EXERCISE REQUIREMENTS: For every line in the data below that contains "title", copy the line.

[begin DATASET EXTRACT]

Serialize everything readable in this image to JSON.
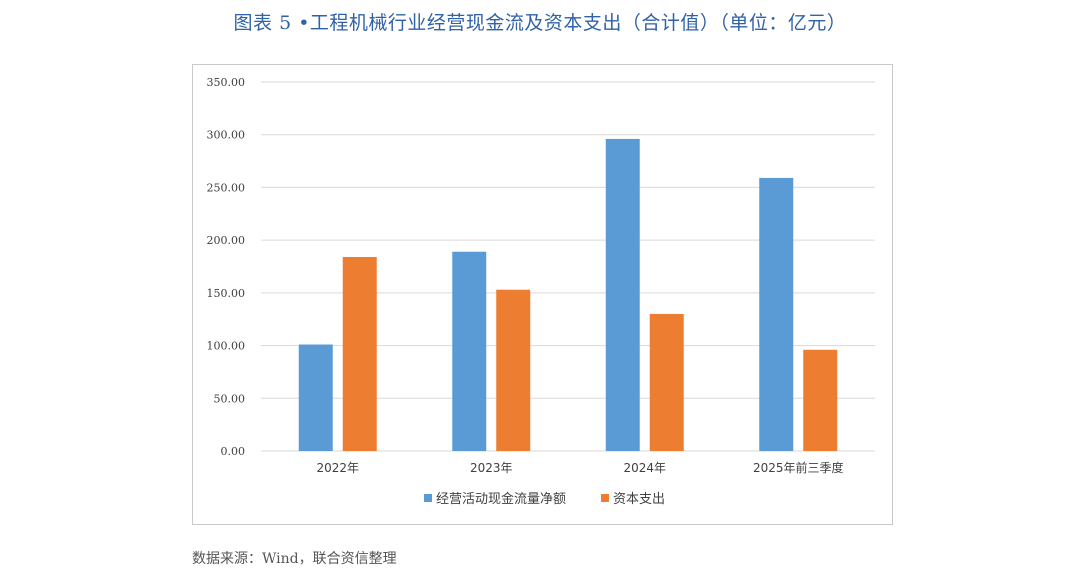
{
  "figure": {
    "title": "图表 5 •工程机械行业经营现金流及资本支出（合计值）（单位：亿元）",
    "source": "数据来源：Wind，联合资信整理"
  },
  "colors": {
    "series_0": "#5b9bd5",
    "series_1": "#ed7d31",
    "gridline": "#d9d9d9",
    "title": "#2f62a8"
  },
  "chart_data": {
    "type": "bar",
    "title": "",
    "xlabel": "",
    "ylabel": "",
    "categories": [
      "2022年",
      "2023年",
      "2024年",
      "2025年前三季度"
    ],
    "series": [
      {
        "name": "经营活动现金流量净额",
        "values": [
          101,
          189,
          296,
          259
        ]
      },
      {
        "name": "资本支出",
        "values": [
          184,
          153,
          130,
          96
        ]
      }
    ],
    "ylim": [
      0,
      350
    ],
    "yticks": [
      "0.00",
      "50.00",
      "100.00",
      "150.00",
      "200.00",
      "250.00",
      "300.00",
      "350.00"
    ],
    "ytick_values": [
      0,
      50,
      100,
      150,
      200,
      250,
      300,
      350
    ],
    "grid": true,
    "legend_position": "bottom"
  }
}
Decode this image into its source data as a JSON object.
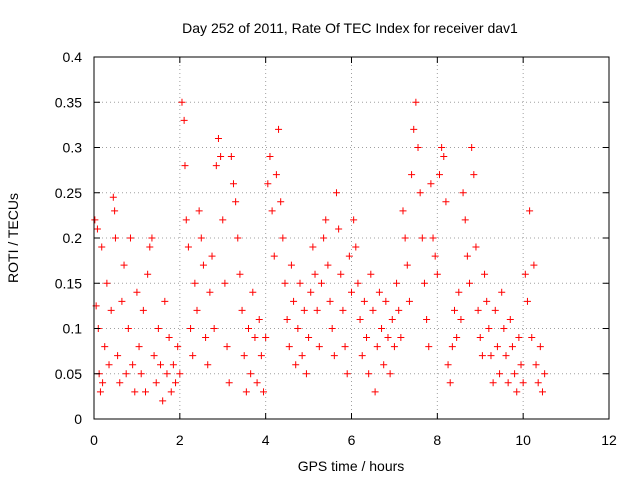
{
  "chart_data": {
    "type": "scatter",
    "title": "Day 252 of 2011, Rate Of TEC Index for receiver dav1",
    "xlabel": "GPS time / hours",
    "ylabel": "ROTI / TECUs",
    "xlim": [
      0,
      12
    ],
    "ylim": [
      0,
      0.4
    ],
    "xticks": [
      "0",
      "2",
      "4",
      "6",
      "8",
      "10",
      "12"
    ],
    "yticks": [
      "0",
      "0.05",
      "0.1",
      "0.15",
      "0.2",
      "0.25",
      "0.3",
      "0.35",
      "0.4"
    ],
    "grid": true,
    "marker": "+",
    "color": "#ff0000",
    "points": [
      [
        0.02,
        0.22
      ],
      [
        0.05,
        0.125
      ],
      [
        0.08,
        0.21
      ],
      [
        0.1,
        0.1
      ],
      [
        0.12,
        0.05
      ],
      [
        0.15,
        0.03
      ],
      [
        0.18,
        0.19
      ],
      [
        0.2,
        0.04
      ],
      [
        0.25,
        0.08
      ],
      [
        0.3,
        0.15
      ],
      [
        0.35,
        0.06
      ],
      [
        0.4,
        0.12
      ],
      [
        0.45,
        0.245
      ],
      [
        0.48,
        0.23
      ],
      [
        0.5,
        0.2
      ],
      [
        0.55,
        0.07
      ],
      [
        0.6,
        0.04
      ],
      [
        0.65,
        0.13
      ],
      [
        0.7,
        0.17
      ],
      [
        0.75,
        0.05
      ],
      [
        0.8,
        0.1
      ],
      [
        0.85,
        0.2
      ],
      [
        0.9,
        0.06
      ],
      [
        0.95,
        0.03
      ],
      [
        1.0,
        0.14
      ],
      [
        1.05,
        0.08
      ],
      [
        1.1,
        0.05
      ],
      [
        1.15,
        0.12
      ],
      [
        1.2,
        0.03
      ],
      [
        1.25,
        0.16
      ],
      [
        1.3,
        0.19
      ],
      [
        1.35,
        0.2
      ],
      [
        1.4,
        0.07
      ],
      [
        1.45,
        0.04
      ],
      [
        1.5,
        0.1
      ],
      [
        1.55,
        0.06
      ],
      [
        1.6,
        0.02
      ],
      [
        1.65,
        0.13
      ],
      [
        1.7,
        0.05
      ],
      [
        1.75,
        0.09
      ],
      [
        1.8,
        0.03
      ],
      [
        1.85,
        0.06
      ],
      [
        1.9,
        0.04
      ],
      [
        1.95,
        0.08
      ],
      [
        2.0,
        0.05
      ],
      [
        2.05,
        0.35
      ],
      [
        2.1,
        0.33
      ],
      [
        2.12,
        0.28
      ],
      [
        2.15,
        0.22
      ],
      [
        2.2,
        0.19
      ],
      [
        2.25,
        0.1
      ],
      [
        2.3,
        0.07
      ],
      [
        2.35,
        0.15
      ],
      [
        2.4,
        0.12
      ],
      [
        2.45,
        0.23
      ],
      [
        2.5,
        0.2
      ],
      [
        2.55,
        0.17
      ],
      [
        2.6,
        0.09
      ],
      [
        2.65,
        0.06
      ],
      [
        2.7,
        0.14
      ],
      [
        2.75,
        0.18
      ],
      [
        2.8,
        0.1
      ],
      [
        2.85,
        0.28
      ],
      [
        2.9,
        0.31
      ],
      [
        2.95,
        0.29
      ],
      [
        3.0,
        0.22
      ],
      [
        3.05,
        0.15
      ],
      [
        3.1,
        0.08
      ],
      [
        3.15,
        0.04
      ],
      [
        3.2,
        0.29
      ],
      [
        3.25,
        0.26
      ],
      [
        3.3,
        0.24
      ],
      [
        3.35,
        0.2
      ],
      [
        3.4,
        0.16
      ],
      [
        3.45,
        0.12
      ],
      [
        3.5,
        0.07
      ],
      [
        3.55,
        0.03
      ],
      [
        3.6,
        0.1
      ],
      [
        3.65,
        0.05
      ],
      [
        3.7,
        0.14
      ],
      [
        3.75,
        0.09
      ],
      [
        3.8,
        0.04
      ],
      [
        3.85,
        0.11
      ],
      [
        3.9,
        0.07
      ],
      [
        3.95,
        0.03
      ],
      [
        4.0,
        0.09
      ],
      [
        4.05,
        0.26
      ],
      [
        4.1,
        0.29
      ],
      [
        4.15,
        0.23
      ],
      [
        4.2,
        0.18
      ],
      [
        4.25,
        0.27
      ],
      [
        4.3,
        0.32
      ],
      [
        4.35,
        0.24
      ],
      [
        4.4,
        0.2
      ],
      [
        4.45,
        0.15
      ],
      [
        4.5,
        0.11
      ],
      [
        4.55,
        0.08
      ],
      [
        4.6,
        0.17
      ],
      [
        4.65,
        0.13
      ],
      [
        4.7,
        0.06
      ],
      [
        4.75,
        0.1
      ],
      [
        4.8,
        0.15
      ],
      [
        4.85,
        0.07
      ],
      [
        4.9,
        0.12
      ],
      [
        4.95,
        0.05
      ],
      [
        5.0,
        0.09
      ],
      [
        5.05,
        0.14
      ],
      [
        5.1,
        0.19
      ],
      [
        5.15,
        0.16
      ],
      [
        5.2,
        0.12
      ],
      [
        5.25,
        0.08
      ],
      [
        5.3,
        0.15
      ],
      [
        5.35,
        0.2
      ],
      [
        5.4,
        0.22
      ],
      [
        5.45,
        0.17
      ],
      [
        5.5,
        0.13
      ],
      [
        5.55,
        0.1
      ],
      [
        5.6,
        0.07
      ],
      [
        5.65,
        0.25
      ],
      [
        5.7,
        0.21
      ],
      [
        5.75,
        0.16
      ],
      [
        5.8,
        0.12
      ],
      [
        5.85,
        0.08
      ],
      [
        5.9,
        0.05
      ],
      [
        5.95,
        0.18
      ],
      [
        6.0,
        0.14
      ],
      [
        6.05,
        0.22
      ],
      [
        6.1,
        0.19
      ],
      [
        6.15,
        0.15
      ],
      [
        6.2,
        0.11
      ],
      [
        6.25,
        0.07
      ],
      [
        6.3,
        0.13
      ],
      [
        6.35,
        0.09
      ],
      [
        6.4,
        0.05
      ],
      [
        6.45,
        0.16
      ],
      [
        6.5,
        0.12
      ],
      [
        6.55,
        0.03
      ],
      [
        6.6,
        0.08
      ],
      [
        6.65,
        0.14
      ],
      [
        6.7,
        0.1
      ],
      [
        6.75,
        0.06
      ],
      [
        6.8,
        0.13
      ],
      [
        6.85,
        0.09
      ],
      [
        6.9,
        0.05
      ],
      [
        6.95,
        0.11
      ],
      [
        7.0,
        0.08
      ],
      [
        7.05,
        0.15
      ],
      [
        7.1,
        0.12
      ],
      [
        7.15,
        0.09
      ],
      [
        7.2,
        0.23
      ],
      [
        7.25,
        0.2
      ],
      [
        7.3,
        0.17
      ],
      [
        7.35,
        0.13
      ],
      [
        7.4,
        0.27
      ],
      [
        7.45,
        0.32
      ],
      [
        7.5,
        0.35
      ],
      [
        7.55,
        0.3
      ],
      [
        7.6,
        0.25
      ],
      [
        7.65,
        0.2
      ],
      [
        7.7,
        0.15
      ],
      [
        7.75,
        0.11
      ],
      [
        7.8,
        0.08
      ],
      [
        7.85,
        0.26
      ],
      [
        7.9,
        0.2
      ],
      [
        7.95,
        0.18
      ],
      [
        8.0,
        0.16
      ],
      [
        8.05,
        0.27
      ],
      [
        8.1,
        0.3
      ],
      [
        8.15,
        0.29
      ],
      [
        8.2,
        0.24
      ],
      [
        8.25,
        0.06
      ],
      [
        8.3,
        0.04
      ],
      [
        8.35,
        0.08
      ],
      [
        8.4,
        0.12
      ],
      [
        8.45,
        0.09
      ],
      [
        8.5,
        0.14
      ],
      [
        8.55,
        0.11
      ],
      [
        8.6,
        0.25
      ],
      [
        8.65,
        0.22
      ],
      [
        8.7,
        0.18
      ],
      [
        8.75,
        0.15
      ],
      [
        8.8,
        0.3
      ],
      [
        8.85,
        0.27
      ],
      [
        8.9,
        0.19
      ],
      [
        8.95,
        0.12
      ],
      [
        9.0,
        0.09
      ],
      [
        9.05,
        0.07
      ],
      [
        9.1,
        0.16
      ],
      [
        9.15,
        0.13
      ],
      [
        9.2,
        0.1
      ],
      [
        9.25,
        0.07
      ],
      [
        9.3,
        0.04
      ],
      [
        9.35,
        0.12
      ],
      [
        9.4,
        0.08
      ],
      [
        9.45,
        0.05
      ],
      [
        9.5,
        0.14
      ],
      [
        9.55,
        0.1
      ],
      [
        9.6,
        0.07
      ],
      [
        9.65,
        0.04
      ],
      [
        9.7,
        0.11
      ],
      [
        9.75,
        0.08
      ],
      [
        9.8,
        0.05
      ],
      [
        9.85,
        0.03
      ],
      [
        9.9,
        0.09
      ],
      [
        9.95,
        0.06
      ],
      [
        10.0,
        0.04
      ],
      [
        10.05,
        0.16
      ],
      [
        10.1,
        0.13
      ],
      [
        10.15,
        0.23
      ],
      [
        10.2,
        0.09
      ],
      [
        10.25,
        0.17
      ],
      [
        10.3,
        0.06
      ],
      [
        10.35,
        0.04
      ],
      [
        10.4,
        0.08
      ],
      [
        10.45,
        0.03
      ],
      [
        10.5,
        0.05
      ]
    ]
  }
}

[end DATASET EXTRACT]

SOLVED PROBLEM:
    "title": "图表 5 •工程机械行业经营现金流及资本支出（合计值）（单位：亿元）",
    "title": "#2f62a8"
    "title": "",
    "title": "Day 252 of 2011, Rate Of TEC Index for receiver dav1",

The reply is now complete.